Work required>
Write out all the entries word for word and omit any pictures.

[Begin]

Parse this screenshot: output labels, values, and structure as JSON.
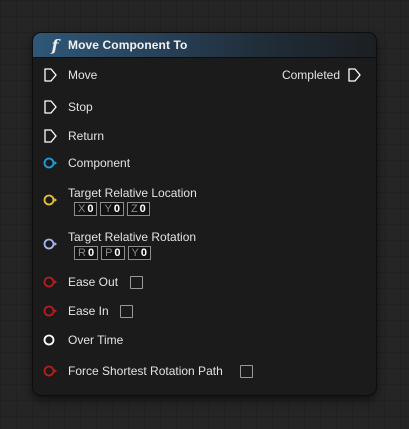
{
  "node": {
    "title": "Move Component To",
    "function_icon": "function-f-icon"
  },
  "pins": {
    "move": "Move",
    "stop": "Stop",
    "return": "Return",
    "component": "Component",
    "target_location": "Target Relative Location",
    "target_rotation": "Target Relative Rotation",
    "ease_out": "Ease Out",
    "ease_in": "Ease In",
    "over_time": "Over Time",
    "force_shortest": "Force Shortest Rotation Path",
    "completed": "Completed"
  },
  "location": {
    "x_label": "X",
    "x_value": "0",
    "y_label": "Y",
    "y_value": "0",
    "z_label": "Z",
    "z_value": "0"
  },
  "rotation": {
    "r_label": "R",
    "r_value": "0",
    "p_label": "P",
    "p_value": "0",
    "y_label": "Y",
    "y_value": "0"
  },
  "checkboxes": {
    "ease_out_checked": false,
    "ease_in_checked": false,
    "force_shortest_checked": false
  },
  "colors": {
    "exec": "#ffffff",
    "object": "#1e9fd9",
    "vector": "#e8c13a",
    "rotator": "#a9b3ee",
    "bool": "#b81c1c",
    "float": "#ffffff",
    "header_accent": "#2f5777"
  }
}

[End]

Written reply>
Parse this screenshot: output labels, values, and structure as JSON.
{
  "node": {
    "title": "Move Component To",
    "function_icon": "function-f-icon"
  },
  "pins": {
    "move": "Move",
    "stop": "Stop",
    "return": "Return",
    "component": "Component",
    "target_location": "Target Relative Location",
    "target_rotation": "Target Relative Rotation",
    "ease_out": "Ease Out",
    "ease_in": "Ease In",
    "over_time": "Over Time",
    "force_shortest": "Force Shortest Rotation Path",
    "completed": "Completed"
  },
  "location": {
    "x_label": "X",
    "x_value": "0",
    "y_label": "Y",
    "y_value": "0",
    "z_label": "Z",
    "z_value": "0"
  },
  "rotation": {
    "r_label": "R",
    "r_value": "0",
    "p_label": "P",
    "p_value": "0",
    "y_label": "Y",
    "y_value": "0"
  },
  "checkboxes": {
    "ease_out_checked": false,
    "ease_in_checked": false,
    "force_shortest_checked": false
  },
  "colors": {
    "exec": "#ffffff",
    "object": "#1e9fd9",
    "vector": "#e8c13a",
    "rotator": "#a9b3ee",
    "bool": "#b81c1c",
    "float": "#ffffff",
    "header_accent": "#2f5777"
  }
}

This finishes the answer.